= WHAT THIS TASK INVOLVES =
Copy every record below exactly as written, but leave out the pictures.

Saved entries
* START *

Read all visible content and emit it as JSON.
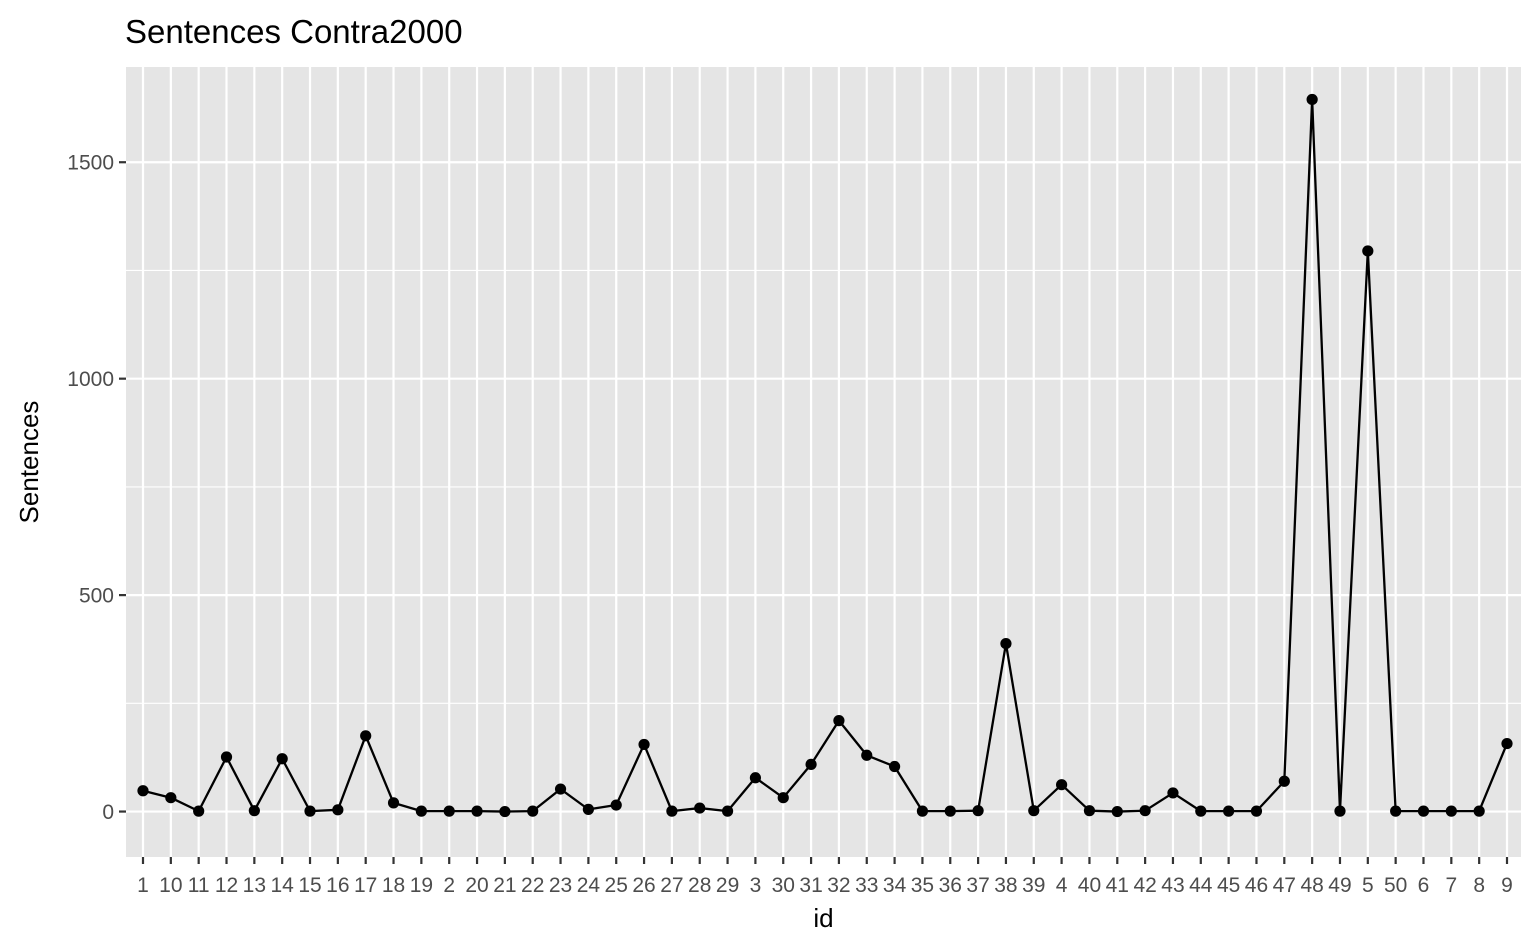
{
  "chart_data": {
    "type": "line",
    "title": "Sentences Contra2000",
    "xlabel": "id",
    "ylabel": "Sentences",
    "ylim": [
      -105,
      1720
    ],
    "yticks": [
      0,
      500,
      1000,
      1500
    ],
    "grid": true,
    "legend": "none",
    "categories": [
      "1",
      "10",
      "11",
      "12",
      "13",
      "14",
      "15",
      "16",
      "17",
      "18",
      "19",
      "2",
      "20",
      "21",
      "22",
      "23",
      "24",
      "25",
      "26",
      "27",
      "28",
      "29",
      "3",
      "30",
      "31",
      "32",
      "33",
      "34",
      "35",
      "36",
      "37",
      "38",
      "39",
      "4",
      "40",
      "41",
      "42",
      "43",
      "44",
      "45",
      "46",
      "47",
      "48",
      "49",
      "5",
      "50",
      "6",
      "7",
      "8",
      "9"
    ],
    "series": [
      {
        "values": [
          48,
          32,
          1,
          126,
          2,
          122,
          1,
          4,
          175,
          20,
          1,
          1,
          1,
          0,
          1,
          52,
          5,
          15,
          155,
          1,
          8,
          1,
          78,
          32,
          109,
          210,
          130,
          104,
          1,
          1,
          2,
          388,
          2,
          62,
          2,
          0,
          2,
          43,
          1,
          1,
          1,
          70,
          1645,
          1,
          1295,
          1,
          1,
          1,
          1,
          157
        ]
      }
    ],
    "colors": {
      "panel_background": "#e5e5e5",
      "grid_line": "#ffffff",
      "series_line": "#000000",
      "tick_text": "#4d4d4d",
      "tick_mark": "#333333"
    }
  }
}
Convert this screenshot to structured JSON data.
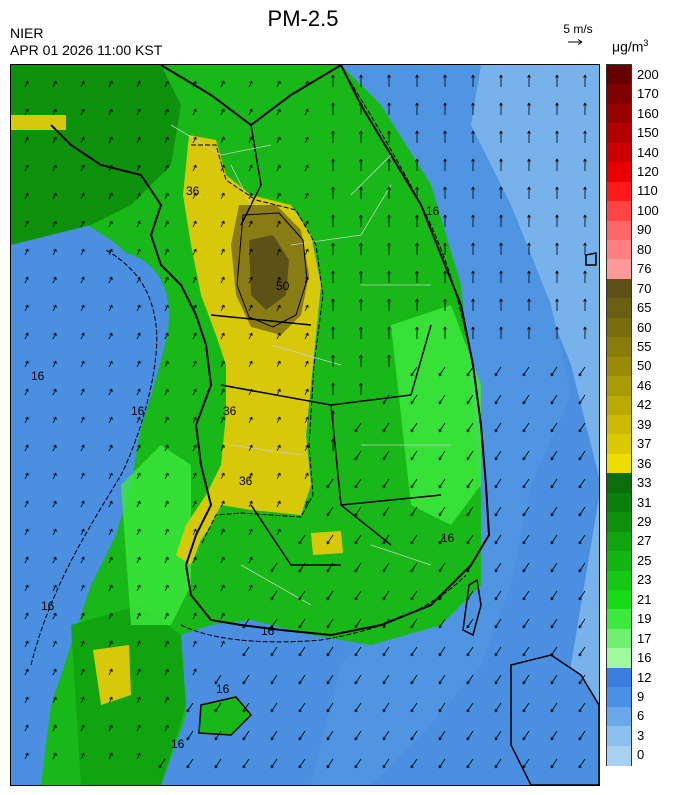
{
  "header": {
    "title": "PM-2.5",
    "org": "NIER",
    "timestamp": "APR 01 2026 11:00 KST",
    "wind_reference": "5 m/s",
    "unit": "μg/m",
    "unit_sup": "3"
  },
  "colors": {
    "sea": "#4a8fe0",
    "sea_east": "#7db6eb",
    "land_green": "#17b817",
    "land_dark_green": "#0a8c0a",
    "land_light_green": "#66e066",
    "yellow": "#d8c80a",
    "olive": "#8a7c14",
    "dark_olive": "#5c5218"
  },
  "colorbar": {
    "labels": [
      "200",
      "170",
      "160",
      "150",
      "140",
      "120",
      "110",
      "100",
      "90",
      "80",
      "76",
      "70",
      "65",
      "60",
      "55",
      "50",
      "46",
      "42",
      "39",
      "37",
      "36",
      "33",
      "31",
      "29",
      "27",
      "25",
      "23",
      "21",
      "19",
      "17",
      "16",
      "12",
      "9",
      "6",
      "3",
      "0"
    ],
    "colors": [
      "#660000",
      "#7f0000",
      "#990000",
      "#b30000",
      "#cc0000",
      "#e60000",
      "#ff1a1a",
      "#ff4444",
      "#ff6666",
      "#ff8080",
      "#ff9999",
      "#5c5218",
      "#6b5f12",
      "#7a6d0e",
      "#8a7c0a",
      "#9a8a08",
      "#aa9a06",
      "#bbaa04",
      "#ccbb02",
      "#dcca00",
      "#eedd00",
      "#0a6e0a",
      "#0c800c",
      "#0e920e",
      "#10a410",
      "#12b612",
      "#14c814",
      "#16da16",
      "#3ee83e",
      "#70f070",
      "#a0f8a0",
      "#3a7ee0",
      "#4a90e6",
      "#6aa8ea",
      "#8cc0ee",
      "#a8d0f0"
    ]
  },
  "contour_labels": [
    "16",
    "16",
    "16",
    "16",
    "16",
    "16",
    "16",
    "16",
    "36",
    "36",
    "36",
    "50"
  ],
  "wind_field": {
    "direction_north": "toward north",
    "direction_south": "toward south-west"
  }
}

* END *

= THE REPLY =
Read all visible content and emit it as JSON.
{
  "chart_data": {
    "type": "line",
    "title": "Sentences Contra2000",
    "xlabel": "id",
    "ylabel": "Sentences",
    "ylim": [
      -105,
      1720
    ],
    "yticks": [
      0,
      500,
      1000,
      1500
    ],
    "grid": true,
    "legend": "none",
    "categories": [
      "1",
      "10",
      "11",
      "12",
      "13",
      "14",
      "15",
      "16",
      "17",
      "18",
      "19",
      "2",
      "20",
      "21",
      "22",
      "23",
      "24",
      "25",
      "26",
      "27",
      "28",
      "29",
      "3",
      "30",
      "31",
      "32",
      "33",
      "34",
      "35",
      "36",
      "37",
      "38",
      "39",
      "4",
      "40",
      "41",
      "42",
      "43",
      "44",
      "45",
      "46",
      "47",
      "48",
      "49",
      "5",
      "50",
      "6",
      "7",
      "8",
      "9"
    ],
    "series": [
      {
        "values": [
          48,
          32,
          1,
          126,
          2,
          122,
          1,
          4,
          175,
          20,
          1,
          1,
          1,
          0,
          1,
          52,
          5,
          15,
          155,
          1,
          8,
          1,
          78,
          32,
          109,
          210,
          130,
          104,
          1,
          1,
          2,
          388,
          2,
          62,
          2,
          0,
          2,
          43,
          1,
          1,
          1,
          70,
          1645,
          1,
          1295,
          1,
          1,
          1,
          1,
          157
        ]
      }
    ],
    "colors": {
      "panel_background": "#e5e5e5",
      "grid_line": "#ffffff",
      "series_line": "#000000",
      "tick_text": "#4d4d4d",
      "tick_mark": "#333333"
    }
  }
}
Convert this screenshot to structured JSON data.
{
  "header": {
    "title": "PM-2.5",
    "org": "NIER",
    "timestamp": "APR 01 2026 11:00 KST",
    "wind_reference": "5 m/s",
    "unit": "μg/m",
    "unit_sup": "3"
  },
  "colors": {
    "sea": "#4a8fe0",
    "sea_east": "#7db6eb",
    "land_green": "#17b817",
    "land_dark_green": "#0a8c0a",
    "land_light_green": "#66e066",
    "yellow": "#d8c80a",
    "olive": "#8a7c14",
    "dark_olive": "#5c5218"
  },
  "colorbar": {
    "labels": [
      "200",
      "170",
      "160",
      "150",
      "140",
      "120",
      "110",
      "100",
      "90",
      "80",
      "76",
      "70",
      "65",
      "60",
      "55",
      "50",
      "46",
      "42",
      "39",
      "37",
      "36",
      "33",
      "31",
      "29",
      "27",
      "25",
      "23",
      "21",
      "19",
      "17",
      "16",
      "12",
      "9",
      "6",
      "3",
      "0"
    ],
    "colors": [
      "#660000",
      "#7f0000",
      "#990000",
      "#b30000",
      "#cc0000",
      "#e60000",
      "#ff1a1a",
      "#ff4444",
      "#ff6666",
      "#ff8080",
      "#ff9999",
      "#5c5218",
      "#6b5f12",
      "#7a6d0e",
      "#8a7c0a",
      "#9a8a08",
      "#aa9a06",
      "#bbaa04",
      "#ccbb02",
      "#dcca00",
      "#eedd00",
      "#0a6e0a",
      "#0c800c",
      "#0e920e",
      "#10a410",
      "#12b612",
      "#14c814",
      "#16da16",
      "#3ee83e",
      "#70f070",
      "#a0f8a0",
      "#3a7ee0",
      "#4a90e6",
      "#6aa8ea",
      "#8cc0ee",
      "#a8d0f0"
    ]
  },
  "contour_labels": [
    "16",
    "16",
    "16",
    "16",
    "16",
    "16",
    "16",
    "16",
    "36",
    "36",
    "36",
    "50"
  ],
  "wind_field": {
    "direction_north": "toward north",
    "direction_south": "toward south-west"
  }
}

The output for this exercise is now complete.